The data:

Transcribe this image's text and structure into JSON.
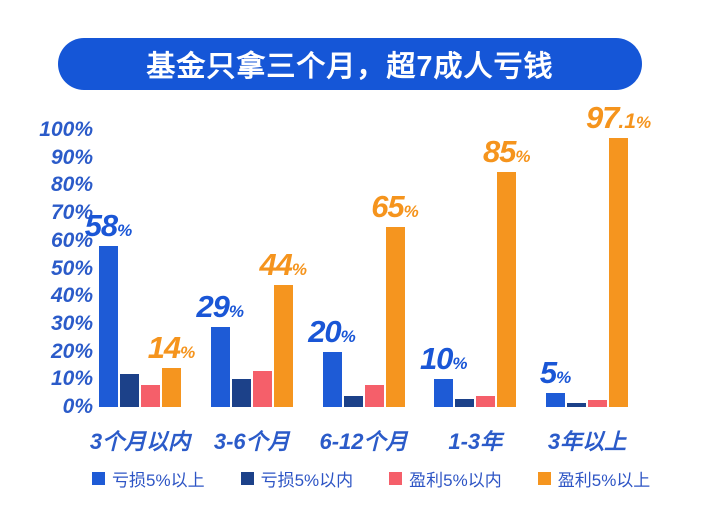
{
  "colors": {
    "banner_bg": "#1556d7",
    "banner_text": "#ffffff",
    "axis_text": "#2b5bc9",
    "legend_text": "#2e55c5",
    "value_blue": "#1a56d6",
    "value_orange": "#f5941d"
  },
  "chart_data": {
    "type": "bar",
    "title": "基金只拿三个月，超7成人亏钱",
    "categories": [
      "3个月以内",
      "3-6个月",
      "6-12个月",
      "1-3年",
      "3年以上"
    ],
    "series": [
      {
        "key": "loss-over-5pct",
        "name": "亏损5%以上",
        "color": "#1e5bd6",
        "values": [
          58,
          29,
          20,
          10,
          5
        ]
      },
      {
        "key": "loss-within-5pct",
        "name": "亏损5%以内",
        "color": "#1c4189",
        "values": [
          12,
          10,
          4,
          3,
          1.5
        ]
      },
      {
        "key": "profit-within-5pct",
        "name": "盈利5%以内",
        "color": "#f55f6a",
        "values": [
          8,
          13,
          8,
          4,
          2.5
        ]
      },
      {
        "key": "profit-over-5pct",
        "name": "盈利5%以上",
        "color": "#f5951f",
        "values": [
          14,
          44,
          65,
          85,
          97.1
        ]
      }
    ],
    "data_labels": [
      {
        "category_index": 0,
        "series_index": 0,
        "num": "58",
        "pct": "%",
        "color": "#1a56d6"
      },
      {
        "category_index": 0,
        "series_index": 3,
        "num": "14",
        "pct": "%",
        "color": "#f5941d"
      },
      {
        "category_index": 1,
        "series_index": 0,
        "num": "29",
        "pct": "%",
        "color": "#1a56d6"
      },
      {
        "category_index": 1,
        "series_index": 3,
        "num": "44",
        "pct": "%",
        "color": "#f5941d"
      },
      {
        "category_index": 2,
        "series_index": 0,
        "num": "20",
        "pct": "%",
        "color": "#1a56d6"
      },
      {
        "category_index": 2,
        "series_index": 3,
        "num": "65",
        "pct": "%",
        "color": "#f5941d"
      },
      {
        "category_index": 3,
        "series_index": 0,
        "num": "10",
        "pct": "%",
        "color": "#1a56d6"
      },
      {
        "category_index": 3,
        "series_index": 3,
        "num": "85",
        "pct": "%",
        "color": "#f5941d"
      },
      {
        "category_index": 4,
        "series_index": 0,
        "num": "5",
        "pct": "%",
        "color": "#1a56d6"
      },
      {
        "category_index": 4,
        "series_index": 3,
        "num": "97",
        "dec": ".1",
        "pct": "%",
        "color": "#f5941d"
      }
    ],
    "y_ticks": [
      "100%",
      "90%",
      "80%",
      "70%",
      "60%",
      "50%",
      "40%",
      "30%",
      "20%",
      "10%",
      "0%"
    ],
    "ylim": [
      0,
      100
    ],
    "grid": false,
    "legend_position": "bottom",
    "legend": [
      "亏损5%以上",
      "亏损5%以内",
      "盈利5%以内",
      "盈利5%以上"
    ]
  }
}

Given exercise: Which lines contain the word "within"? Copy each one.

Result for this exercise:
        "key": "loss-within-5pct",
        "key": "profit-within-5pct",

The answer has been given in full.